## Il compito
Continua l'articolo sulla democrazia violata dai suoi custodi, riportato qui sotto, riprendendo subito dopo la sua ultima frase.

## Pagina
Sguardi sulla democrazia violata dai suoi custodi
di Andrea Inglese
(Queste note di lettura sono apparse su il manifesto
Democrazia a geometria variabile:
se Chavez vince, la democrazia ha perso;
se Chavez perde, la democrazia ha vinto.
Questo autunno sono usciti in Francia due saggi brevi che hanno il principale merito di abbinare corrosività polemica e profondità di pensiero. Sono poi accomunati dall’eretica volontà di porre in questione il termine “democrazia”, ormai il più ambiguo e sacro di quelli del nostro vocabolario politico. Si tratta di De quoi Sarkozy est-il le nom? di Alain Badiou (Lignes, 2007) e Le sacre de la démocratie. Tableau clinique d’une pandémie di Alain Brossat (Anabet, 2007). Entrambi gli autori sono filosofi e docenti universitari, ma capaci, nonostante il loro ruolo istituzionale, di non risparmiare il principe da attacchi frontali ed impietosi. E il principe in questione è certo il presidente neoeletto Sarkozy, ma anche e soprattutto una certa tipologia di discorso dominante, che s’impone al di là delle partizioni politiche parlamentari e delle frontiere di classe.
Il titolo di Badiou, “Di che cosa Sarkozy è il nome”, già rassicura il lettore italiano. Non ci troviamo di fronte alla versione francese di un’analisi politica ridotta alla condanna di un solo uomo, considerato come l’eccezione maligna, la cui sconfitta ridarà fulgido avvenire all’intero paese. Sarkozy non è per Badiou la rassicurante origine di tutti i mali, ma l’inquietante e più disinibito portavoce della grande borghesia imprenditoriale. E il suo compito, in quanto mandatario di questa minoranza, non è certo dei più semplici: si tratta di convincere la maggioranza a ritenere come propri interessi e bisogni che le sono estranei. Ma la conquista dell’egemonia non passa per argomentazioni persuasive, bensì per dosi di paura. Quella stessa paura che anche in Italia è divenuta la tonalità emotiva principale con cui o rispetto a cui è indispensabile fare politica.
Si tratta, per Badiou, della “paura degli stranieri, degli operai, del popolo, dei giovani delle periferie, dei musulmani, dei neri provenienti dall’Africa… Questa paura, conservatrice e crepuscolare, crea il desiderio di avere un padrone che vi protegga, anche a patto di opprimervi e impoverirvi ulteriormente”. D’altra parte, nella sua analisi del voto presidenziale, Badiou ritrova all’opera anche sul fronte opposto, quello della sinistra istituzionale, una paura, un’emozione, seppure di natura diversa. È la paura nei confronti del personaggio Sarkozy e del suo lato “poliziesco”, usata dai socialisti per mobilitare voti. Oltre il gioco di rimpallo di queste paure, non c’è nulla che conti per i due schieramenti elettorali: “il mondo non esiste”. Le questioni di politica estera, in tempi di guerre permanenti, non si prestano ad alcun dibattito serio. In queste condizioni, partecipare alle elezioni, è un atto “essenzialmente apolitico”, che sostituisce un definitivo stato di disorientamento a qualsiasi forma d’intelligenza politica.

(Voci di dati raccolte)
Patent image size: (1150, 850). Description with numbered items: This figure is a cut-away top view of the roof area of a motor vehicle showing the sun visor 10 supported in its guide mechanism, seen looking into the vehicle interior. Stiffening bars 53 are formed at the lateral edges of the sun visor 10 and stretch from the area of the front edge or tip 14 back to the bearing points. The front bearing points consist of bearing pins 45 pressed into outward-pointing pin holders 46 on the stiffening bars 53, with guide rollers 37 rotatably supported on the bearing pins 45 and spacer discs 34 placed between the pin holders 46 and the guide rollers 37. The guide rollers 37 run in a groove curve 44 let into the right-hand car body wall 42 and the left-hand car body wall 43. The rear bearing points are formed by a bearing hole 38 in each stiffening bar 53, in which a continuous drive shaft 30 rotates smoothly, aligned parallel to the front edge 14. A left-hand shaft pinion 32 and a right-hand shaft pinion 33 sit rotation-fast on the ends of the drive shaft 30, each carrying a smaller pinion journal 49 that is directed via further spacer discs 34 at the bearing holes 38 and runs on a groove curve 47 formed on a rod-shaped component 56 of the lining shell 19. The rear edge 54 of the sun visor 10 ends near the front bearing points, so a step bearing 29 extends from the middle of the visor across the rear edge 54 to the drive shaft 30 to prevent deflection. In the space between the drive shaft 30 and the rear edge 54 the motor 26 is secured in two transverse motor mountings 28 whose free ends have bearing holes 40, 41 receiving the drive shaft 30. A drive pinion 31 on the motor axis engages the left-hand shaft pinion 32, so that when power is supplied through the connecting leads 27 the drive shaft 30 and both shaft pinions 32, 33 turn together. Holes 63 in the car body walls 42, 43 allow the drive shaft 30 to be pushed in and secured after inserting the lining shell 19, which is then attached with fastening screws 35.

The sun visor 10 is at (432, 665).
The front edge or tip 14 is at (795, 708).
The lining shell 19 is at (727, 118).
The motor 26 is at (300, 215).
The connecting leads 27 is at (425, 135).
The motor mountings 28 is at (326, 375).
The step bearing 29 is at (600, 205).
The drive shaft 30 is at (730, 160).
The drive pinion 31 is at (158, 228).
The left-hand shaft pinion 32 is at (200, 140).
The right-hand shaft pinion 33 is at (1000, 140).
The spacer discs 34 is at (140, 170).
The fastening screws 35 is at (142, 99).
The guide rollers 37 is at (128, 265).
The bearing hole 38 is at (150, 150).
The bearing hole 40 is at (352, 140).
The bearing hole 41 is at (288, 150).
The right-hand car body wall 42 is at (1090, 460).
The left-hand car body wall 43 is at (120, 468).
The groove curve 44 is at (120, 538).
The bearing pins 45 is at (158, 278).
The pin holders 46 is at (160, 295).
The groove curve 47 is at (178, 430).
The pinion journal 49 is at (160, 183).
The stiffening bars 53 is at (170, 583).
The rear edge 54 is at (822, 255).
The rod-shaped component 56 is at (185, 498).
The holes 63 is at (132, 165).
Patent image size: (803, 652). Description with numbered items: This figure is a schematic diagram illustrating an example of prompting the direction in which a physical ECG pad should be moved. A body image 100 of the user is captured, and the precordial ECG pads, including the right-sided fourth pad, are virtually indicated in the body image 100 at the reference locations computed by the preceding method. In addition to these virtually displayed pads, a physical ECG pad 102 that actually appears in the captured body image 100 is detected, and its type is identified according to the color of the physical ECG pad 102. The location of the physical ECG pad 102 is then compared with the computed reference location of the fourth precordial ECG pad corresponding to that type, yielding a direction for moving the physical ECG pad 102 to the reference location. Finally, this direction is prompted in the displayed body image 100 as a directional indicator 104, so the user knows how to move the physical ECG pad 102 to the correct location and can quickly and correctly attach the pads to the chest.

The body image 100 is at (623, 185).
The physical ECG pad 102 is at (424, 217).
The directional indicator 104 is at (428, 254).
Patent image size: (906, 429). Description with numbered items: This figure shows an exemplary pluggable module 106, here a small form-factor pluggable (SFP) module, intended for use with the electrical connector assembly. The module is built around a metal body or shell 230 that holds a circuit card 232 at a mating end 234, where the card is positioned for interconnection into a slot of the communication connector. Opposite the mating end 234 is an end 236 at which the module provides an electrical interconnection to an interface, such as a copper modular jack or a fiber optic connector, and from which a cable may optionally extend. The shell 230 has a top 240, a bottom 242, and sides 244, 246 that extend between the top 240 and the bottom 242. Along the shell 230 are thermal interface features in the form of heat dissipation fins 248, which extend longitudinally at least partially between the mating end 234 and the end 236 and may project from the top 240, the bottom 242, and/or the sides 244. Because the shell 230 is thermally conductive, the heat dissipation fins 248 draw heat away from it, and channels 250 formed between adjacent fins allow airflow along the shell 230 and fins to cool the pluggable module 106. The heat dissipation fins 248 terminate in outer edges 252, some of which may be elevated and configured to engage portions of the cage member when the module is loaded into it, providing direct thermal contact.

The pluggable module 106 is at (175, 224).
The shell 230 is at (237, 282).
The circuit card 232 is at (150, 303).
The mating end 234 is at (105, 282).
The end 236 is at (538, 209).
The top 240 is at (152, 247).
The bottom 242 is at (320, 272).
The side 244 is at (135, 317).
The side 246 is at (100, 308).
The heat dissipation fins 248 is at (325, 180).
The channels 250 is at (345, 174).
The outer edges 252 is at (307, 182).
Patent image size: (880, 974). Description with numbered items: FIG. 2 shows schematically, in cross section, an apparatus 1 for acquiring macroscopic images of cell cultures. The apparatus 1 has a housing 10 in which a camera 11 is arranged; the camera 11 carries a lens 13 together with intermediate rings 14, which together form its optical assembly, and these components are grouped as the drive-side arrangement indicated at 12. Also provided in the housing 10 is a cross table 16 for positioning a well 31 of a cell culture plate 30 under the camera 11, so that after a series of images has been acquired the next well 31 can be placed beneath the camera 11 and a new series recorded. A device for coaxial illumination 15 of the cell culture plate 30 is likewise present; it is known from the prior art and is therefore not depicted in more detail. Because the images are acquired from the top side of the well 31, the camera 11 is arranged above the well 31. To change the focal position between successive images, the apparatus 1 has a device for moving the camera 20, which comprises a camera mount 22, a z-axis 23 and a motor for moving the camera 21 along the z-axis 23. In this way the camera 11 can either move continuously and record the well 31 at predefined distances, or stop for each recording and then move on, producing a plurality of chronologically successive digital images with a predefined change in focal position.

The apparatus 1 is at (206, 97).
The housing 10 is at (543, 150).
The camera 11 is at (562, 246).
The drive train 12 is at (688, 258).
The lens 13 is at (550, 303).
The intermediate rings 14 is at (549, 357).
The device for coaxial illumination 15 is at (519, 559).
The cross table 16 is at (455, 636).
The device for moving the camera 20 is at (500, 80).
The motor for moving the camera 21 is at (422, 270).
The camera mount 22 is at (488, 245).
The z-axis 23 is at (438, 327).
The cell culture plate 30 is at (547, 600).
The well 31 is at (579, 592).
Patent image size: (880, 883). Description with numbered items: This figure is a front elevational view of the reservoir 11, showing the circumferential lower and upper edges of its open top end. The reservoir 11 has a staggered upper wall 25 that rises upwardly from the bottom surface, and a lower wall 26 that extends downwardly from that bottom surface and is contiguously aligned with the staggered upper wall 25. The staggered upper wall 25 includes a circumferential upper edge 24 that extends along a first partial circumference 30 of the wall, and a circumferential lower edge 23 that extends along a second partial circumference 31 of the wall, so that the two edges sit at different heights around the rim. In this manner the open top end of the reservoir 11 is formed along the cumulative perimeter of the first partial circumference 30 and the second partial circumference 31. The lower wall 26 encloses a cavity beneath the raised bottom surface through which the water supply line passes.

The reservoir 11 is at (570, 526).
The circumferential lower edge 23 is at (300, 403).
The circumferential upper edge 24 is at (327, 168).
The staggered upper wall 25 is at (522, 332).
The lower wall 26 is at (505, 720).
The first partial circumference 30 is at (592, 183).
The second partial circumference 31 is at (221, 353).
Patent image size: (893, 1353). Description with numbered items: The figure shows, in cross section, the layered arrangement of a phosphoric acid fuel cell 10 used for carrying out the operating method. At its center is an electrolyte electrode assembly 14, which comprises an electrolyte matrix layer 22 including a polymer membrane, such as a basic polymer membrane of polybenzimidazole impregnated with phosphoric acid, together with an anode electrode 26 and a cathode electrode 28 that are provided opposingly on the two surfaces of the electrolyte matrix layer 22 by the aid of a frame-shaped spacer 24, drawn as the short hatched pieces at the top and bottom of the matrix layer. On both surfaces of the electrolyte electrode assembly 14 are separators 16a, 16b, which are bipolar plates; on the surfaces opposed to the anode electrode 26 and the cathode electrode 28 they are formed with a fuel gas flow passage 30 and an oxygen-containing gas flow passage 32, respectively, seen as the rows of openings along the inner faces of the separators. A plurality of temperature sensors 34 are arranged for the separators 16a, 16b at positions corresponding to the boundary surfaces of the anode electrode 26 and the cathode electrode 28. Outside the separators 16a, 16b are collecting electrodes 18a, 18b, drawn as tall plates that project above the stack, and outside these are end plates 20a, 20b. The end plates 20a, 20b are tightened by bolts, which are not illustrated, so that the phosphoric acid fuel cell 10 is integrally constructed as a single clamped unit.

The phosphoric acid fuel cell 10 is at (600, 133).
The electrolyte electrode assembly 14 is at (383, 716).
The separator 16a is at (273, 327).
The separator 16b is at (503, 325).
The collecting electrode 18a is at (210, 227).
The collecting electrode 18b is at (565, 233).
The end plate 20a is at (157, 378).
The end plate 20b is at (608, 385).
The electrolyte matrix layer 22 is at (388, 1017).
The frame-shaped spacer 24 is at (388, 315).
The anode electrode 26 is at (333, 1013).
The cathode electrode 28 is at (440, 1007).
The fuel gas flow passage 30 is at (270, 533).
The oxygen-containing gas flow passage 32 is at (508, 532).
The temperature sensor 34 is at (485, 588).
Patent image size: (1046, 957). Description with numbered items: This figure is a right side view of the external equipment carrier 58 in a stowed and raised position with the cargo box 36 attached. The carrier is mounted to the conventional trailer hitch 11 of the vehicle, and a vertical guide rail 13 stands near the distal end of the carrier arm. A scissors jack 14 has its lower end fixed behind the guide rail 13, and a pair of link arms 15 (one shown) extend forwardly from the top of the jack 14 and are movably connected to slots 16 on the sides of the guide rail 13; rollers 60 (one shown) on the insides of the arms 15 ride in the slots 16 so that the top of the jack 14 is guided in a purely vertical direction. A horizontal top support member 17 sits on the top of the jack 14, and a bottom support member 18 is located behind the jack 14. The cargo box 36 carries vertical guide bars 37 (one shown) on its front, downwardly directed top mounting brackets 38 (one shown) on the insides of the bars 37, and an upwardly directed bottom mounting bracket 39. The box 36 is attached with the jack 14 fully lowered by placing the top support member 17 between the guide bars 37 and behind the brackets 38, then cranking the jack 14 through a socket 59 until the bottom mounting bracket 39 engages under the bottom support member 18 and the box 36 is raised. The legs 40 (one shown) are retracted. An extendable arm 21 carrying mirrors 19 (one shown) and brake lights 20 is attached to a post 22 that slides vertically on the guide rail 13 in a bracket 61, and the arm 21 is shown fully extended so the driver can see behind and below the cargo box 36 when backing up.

## Risultato dell'esercizio
A questo punto della riflessione, Badiou varca il recinto sacro e scrive: “Il suffragio universale sarebbe la sola cosa che si dovrebbe rispettare indipendentemente da ciò che produce? E perché mai? In nessun altro ambito dell’azione e del giudizio sulle azioni si considera che una cosa è valida indipendentemente dai suoi effetti reali. Il suffragio universale ha prodotto una quantità di abominazioni. Nella storia, le maggioranze qualificate hanno legittimato Hitler o Pétain, la guerra d’Algeria, l’invasione dell’Iraq… Non c’è dunque nulla di innocente nelle maggioranze «democratiche»”. Il punto è che Badiou vuole riaprire uno spazio di riflessione e di pratica politica, che il “democratico” confronto elettorale ha fatto completamente sparire. D’altra parte questo spazio, che per lui coincide con il ripensamento dell’ipotesi comunista, si articola a partire da un’altra storia, rispetto a quella che ha condotto al parlamentarismo contemporaneo. Il conflitto decisivo si realizza oggi tra due posizioni, che non sono riconducibili alla divisione parlamentare tra destra e sinistra. Da un parte, vi stanno coloro che come Sarkozy pretendono non solo che l’ipotesi comunista sia fallita o abbia subito una sconfitta, ma che essa sia in qualche modo definitivamente “impensabile” e “impronunciabile”. In questo modo, però, non è solo la storia dell’ipotesi comunista che viene archiviata, ma qualsiasi possibilità di un’emancipazione delle persone attraverso l’azione collettiva. Dall’altra parte, vi sono coloro che sono determinati invece a difendere la necessità di questo ripensamento e a testimoniare dell’esistenza di questa ipotesi.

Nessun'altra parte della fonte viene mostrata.